- Required task -
Copy the records below exactly, leaving out any pictures.

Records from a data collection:

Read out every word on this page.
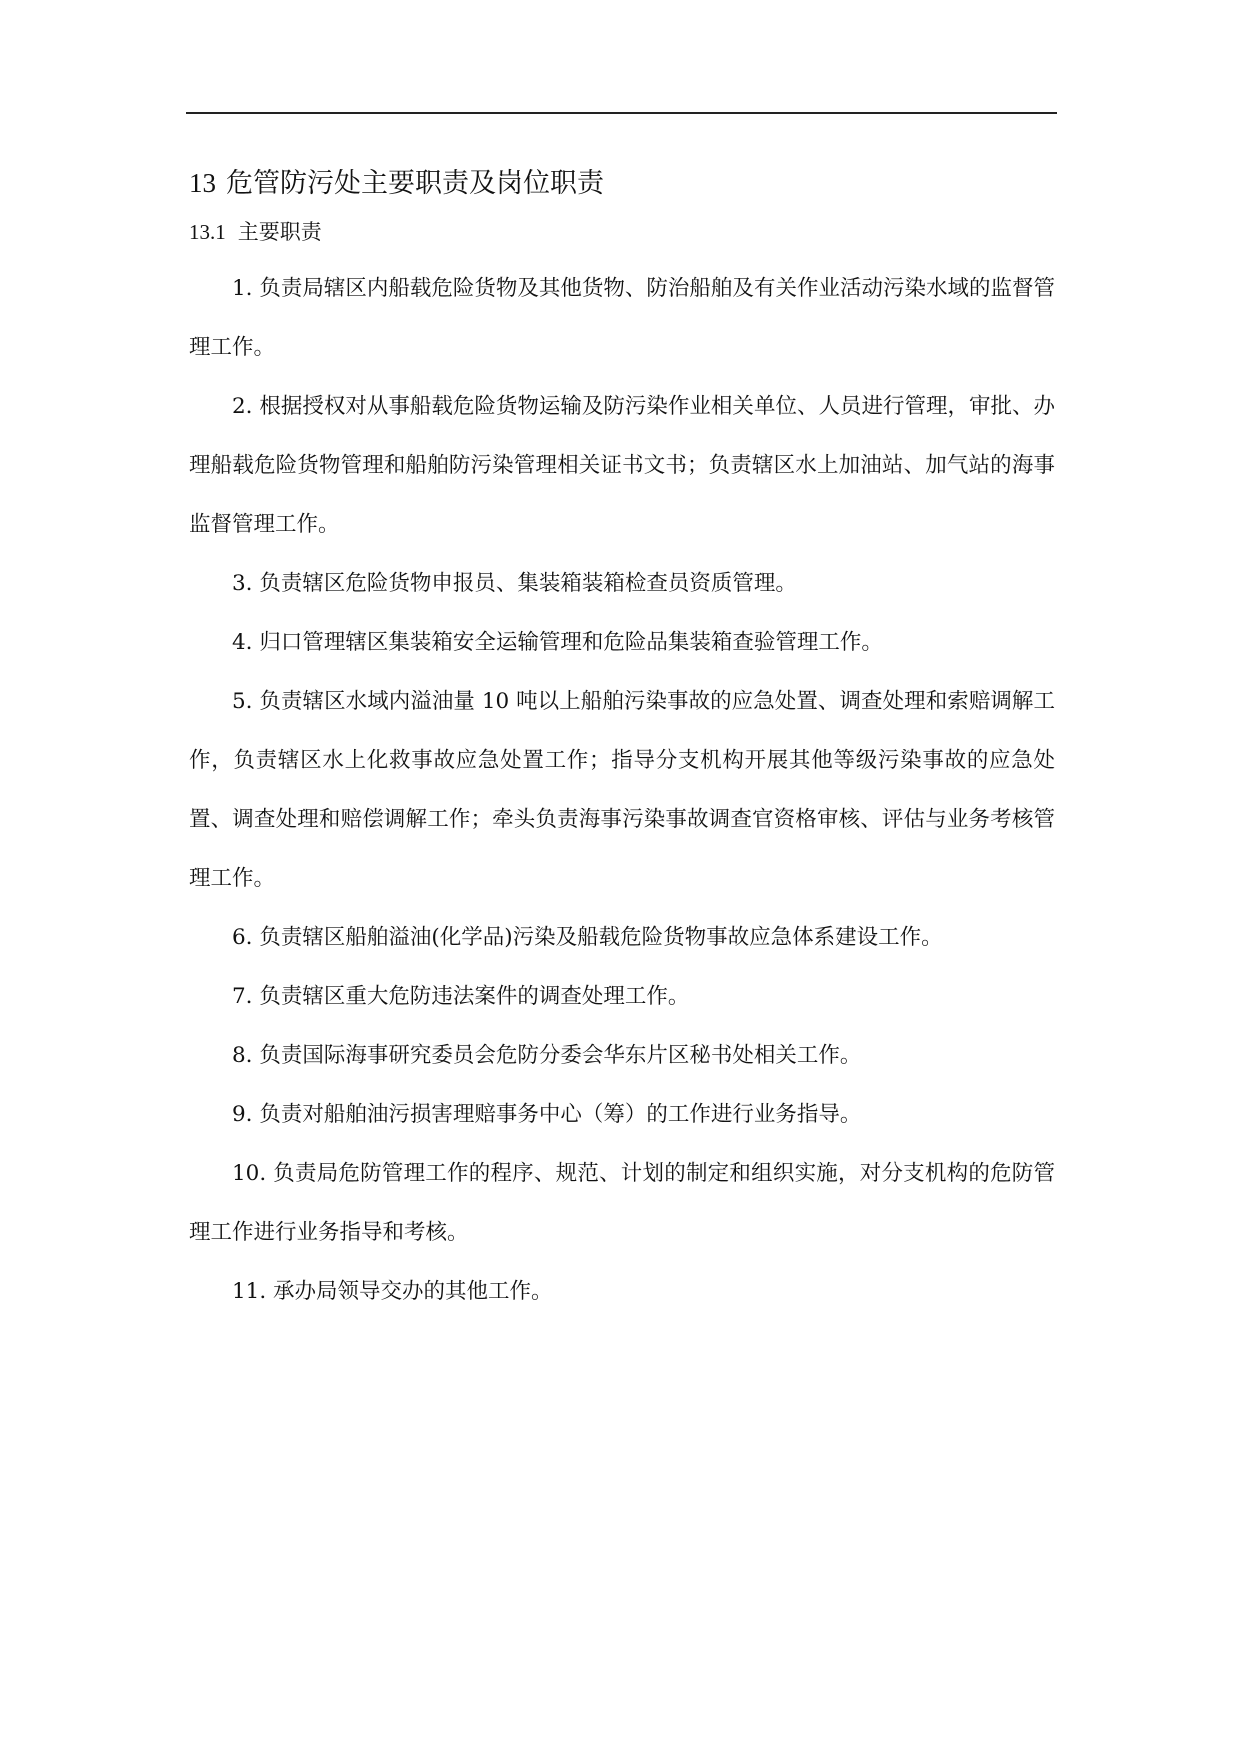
13 危管防污处主要职责及岗位职责
13.1 主要职责

1. 负责局辖区内船载危险货物及其他货物、防治船舶及有关作业活动污染水域的监督管理工作。

2. 根据授权对从事船载危险货物运输及防污染作业相关单位、人员进行管理，审批、办理船载危险货物管理和船舶防污染管理相关证书文书；负责辖区水上加油站、加气站的海事监督管理工作。

3. 负责辖区危险货物申报员、集装箱装箱检查员资质管理。

4. 归口管理辖区集装箱安全运输管理和危险品集装箱查验管理工作。

5. 负责辖区水域内溢油量 10 吨以上船舶污染事故的应急处置、调查处理和索赔调解工作，负责辖区水上化救事故应急处置工作；指导分支机构开展其他等级污染事故的应急处置、调查处理和赔偿调解工作；牵头负责海事污染事故调查官资格审核、评估与业务考核管理工作。

6. 负责辖区船舶溢油(化学品)污染及船载危险货物事故应急体系建设工作。

7. 负责辖区重大危防违法案件的调查处理工作。

8. 负责国际海事研究委员会危防分委会华东片区秘书处相关工作。

9. 负责对船舶油污损害理赔事务中心（筹）的工作进行业务指导。

10. 负责局危防管理工作的程序、规范、计划的制定和组织实施，对分支机构的危防管理工作进行业务指导和考核。

11. 承办局领导交办的其他工作。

- Answer for this exercise -
Read out every word on this page.
13 危管防污处主要职责及岗位职责
13.1 主要职责

1. 负责局辖区内船载危险货物及其他货物、防治船舶及有关作业活动污染水域的监督管理工作。

2. 根据授权对从事船载危险货物运输及防污染作业相关单位、人员进行管理，审批、办理船载危险货物管理和船舶防污染管理相关证书文书；负责辖区水上加油站、加气站的海事监督管理工作。

3. 负责辖区危险货物申报员、集装箱装箱检查员资质管理。

4. 归口管理辖区集装箱安全运输管理和危险品集装箱查验管理工作。

5. 负责辖区水域内溢油量 10 吨以上船舶污染事故的应急处置、调查处理和索赔调解工作，负责辖区水上化救事故应急处置工作；指导分支机构开展其他等级污染事故的应急处置、调查处理和赔偿调解工作；牵头负责海事污染事故调查官资格审核、评估与业务考核管理工作。

6. 负责辖区船舶溢油(化学品)污染及船载危险货物事故应急体系建设工作。

7. 负责辖区重大危防违法案件的调查处理工作。

8. 负责国际海事研究委员会危防分委会华东片区秘书处相关工作。

9. 负责对船舶油污损害理赔事务中心（筹）的工作进行业务指导。

10. 负责局危防管理工作的程序、规范、计划的制定和组织实施，对分支机构的危防管理工作进行业务指导和考核。

11. 承办局领导交办的其他工作。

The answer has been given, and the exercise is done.